Directions
A - Answer these questions about the OpenMath mailing-list post:
(i) Which standard did Unicode 1.1 become?
(ii) What notable feature did Unicode 2.0 introduce?
(iii) On what date and at what time did Lars Hellström write the quoted reply?
B - Can you carry the OpenMath mailing-list post on from its last line?

Extract to read

[Om3] Language Dictionaries (Was: Re: Initializing OM3 at 2013 Process)

Michael Kohlhase m.kohlhase at jacobs-university.de
Fri May 2 19:09:03 CEST 2014


Dear Lars,


On 30.4.14 09:23, Lars Hellström wrote:
> Michael Kohlhase skrev 2014-04-23 15.24:
>> Dear all,
>>
>> In thinking about OpenMath3, we have problem that there are some
>> language extension proposals, but at the same time, we have the problem
>> that we have to keep MathML3 compatibility.
>
> No, we don't (as far as OM3 is concerned); that Unicode 1.1 became
> ISO/IEC 10646-1:1993 didn't prevent the creation of Unicode 2.0 (which
> introduced notable features such as surrogate pairs). It may still be
> desirable to stay compatible with MathML3, but it cannot be an a
> priori limit on the evolution of OpenMath.

--> separate thread established by David/you.
>
>> This has been bothering me,
>> but I think I have the beginnings of a solution. I would like to submit
>> the blue note attached to the discussion of our committee.

Provided material
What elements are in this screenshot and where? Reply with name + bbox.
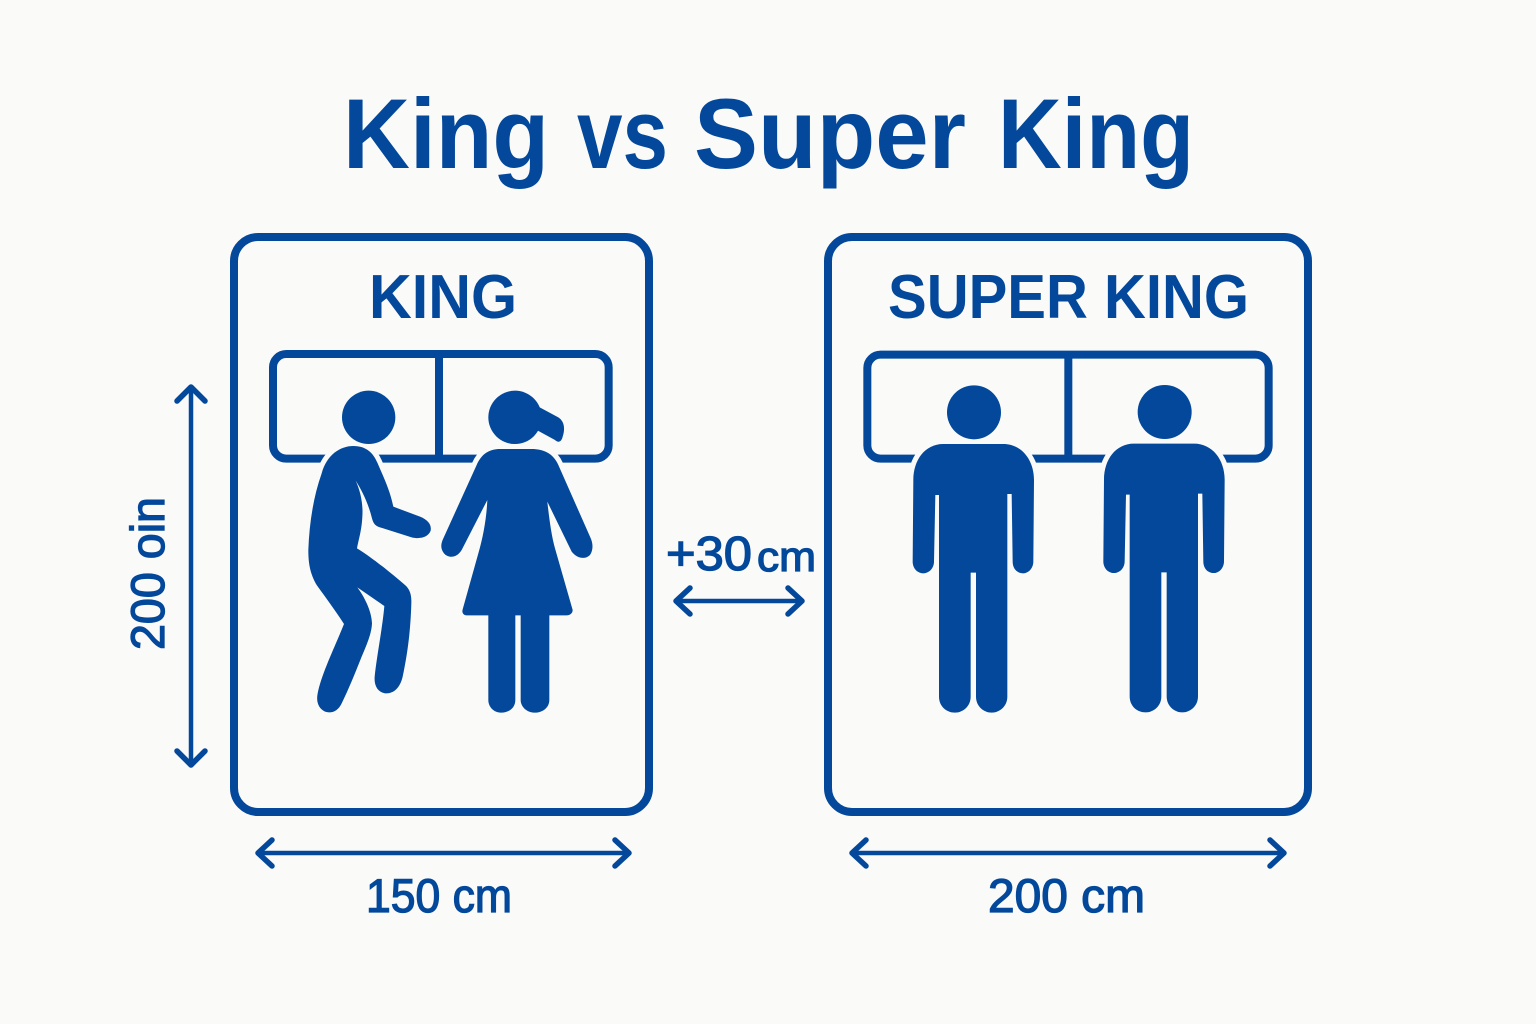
king pillows: [273, 354, 609, 459]
arrow: king width: [258, 840, 629, 866]
title: vs: [577, 78, 668, 189]
super king mattress outline: [828, 237, 1308, 812]
label: width difference: [666, 528, 816, 581]
icon: standing man right: [1103, 385, 1225, 712]
icon: standing man left: [913, 385, 1034, 713]
arrow: width difference: [676, 588, 802, 614]
title: King: [998, 78, 1194, 189]
heading: super king: SUPER KING: [888, 263, 1249, 332]
super king pillows and sleepers: [867, 355, 1269, 713]
label: super king width: 200 cm: [988, 869, 1145, 922]
super king pillows: [867, 355, 1269, 459]
title: King: [343, 78, 549, 189]
panel: king bed: [234, 237, 649, 812]
king mattress outline: [234, 237, 649, 812]
label: width difference: cm: [757, 533, 816, 580]
icon: woman in a dress with ponytail: [441, 391, 592, 713]
panel: super king bed: [828, 237, 1308, 812]
label: king length: 200 oin: [121, 497, 174, 650]
label: king width: 150 cm: [366, 869, 512, 922]
heading: king: KING: [369, 263, 517, 332]
label: width difference: +30: [666, 528, 752, 581]
title: Super: [694, 78, 966, 189]
icon: man sleeping in a bent pose: [308, 391, 431, 712]
arrow: super king width: [852, 840, 1284, 866]
arrow: king length: [177, 387, 205, 765]
king pillows and sleepers: [273, 354, 609, 713]
title: [343, 78, 1194, 189]
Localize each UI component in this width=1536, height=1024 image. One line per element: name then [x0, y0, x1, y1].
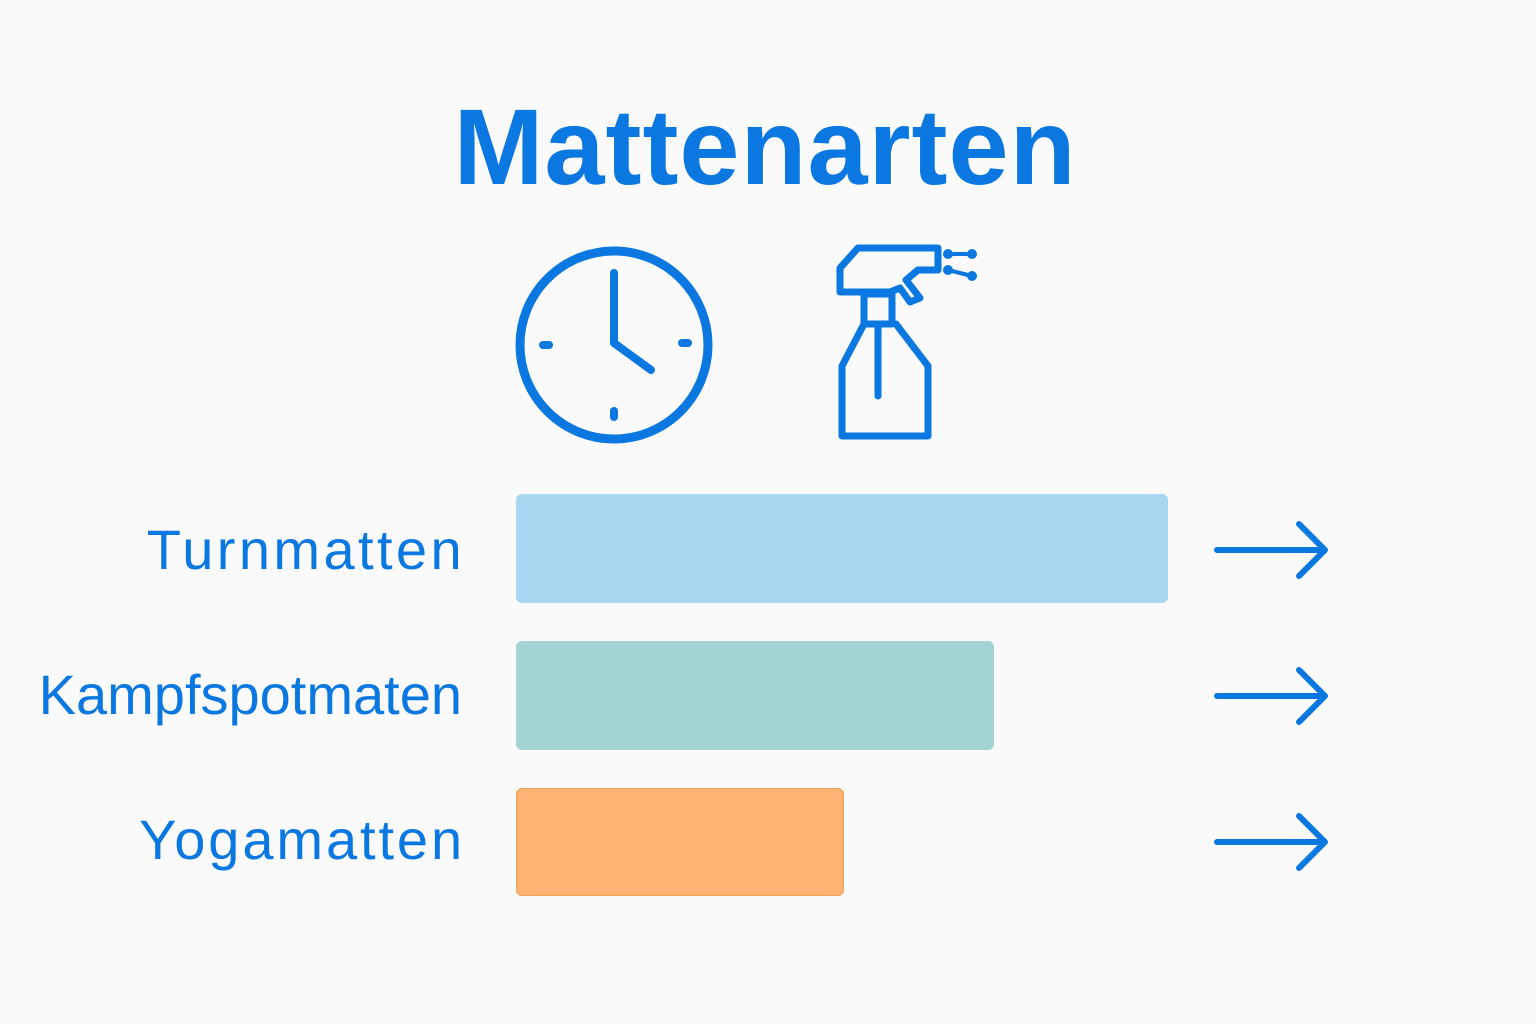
bar: Turnmatten: [516, 494, 1168, 603]
label: Yogamatten: Yogamatten: [139, 808, 465, 871]
icon: clock: [516, 246, 712, 444]
bar: Yogamatten: [516, 788, 844, 896]
arrow 3: [1217, 816, 1325, 868]
arrow 2: [1217, 670, 1325, 722]
icon: spray bottle: [836, 244, 977, 440]
title: Mattenarten: [453, 86, 1077, 207]
label: Turnmatten: Turnmatten: [147, 518, 465, 581]
arrow 1: [1217, 524, 1325, 576]
label: Kampfspotmaten: Kampfspotmaten: [39, 663, 462, 726]
bar: Kampfspotmaten: [516, 641, 994, 750]
arrows: [1214, 521, 1328, 871]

Results by task
A -
(i) ISO/IEC 10646-1:1993
(ii) Surrogate pairs
(iii) 30.4.14 at 09:23

B -
>
> I have to admit that at first sight, this made me suspect ulterior
> motives. No activity for five months, and then the president suddenly
> drops a polished-looking note "for discussion" -- is the committee
> being railroaded? But no, once past the first page it becomes clear
> that this suggestion is indeed barely hatched, and definitely at a
> stage that invites to _genuine_ discussion. I find the polished look a
> bit curious (why bother so much about the appearance of something so
> preliminary?), as I would probably have gone for a plain (but longish)
> email instead, but different communities have different traditions.
> Maybe it needs to be this polished to get a reaction within the OM
> community?
As I said, I wanted to write this down in sufficient detail so that I
could convince myself that something like this _can_ be done. I should
probably have clarified in my initial e-mail that this does not even
necessarily say _how_ it is best done. My main motivation was to see if
we can get around the conundrum of the linked standards.
>
>> Please give me feedback,
>
> Right, time for some quoting! (Sorry if the indentation is wrong
> somewhere; the newlines didn't make it through when I copied from the
> PDF.)
>
>> <OMLangExt xmlns="http://www.openmath.org/OpenMathCD">
>
> Surely you don't propose to bundle this with the CD namespace? The
> differences are considerable, so it should have its own.
now that you raise the issue, I proabaly agree.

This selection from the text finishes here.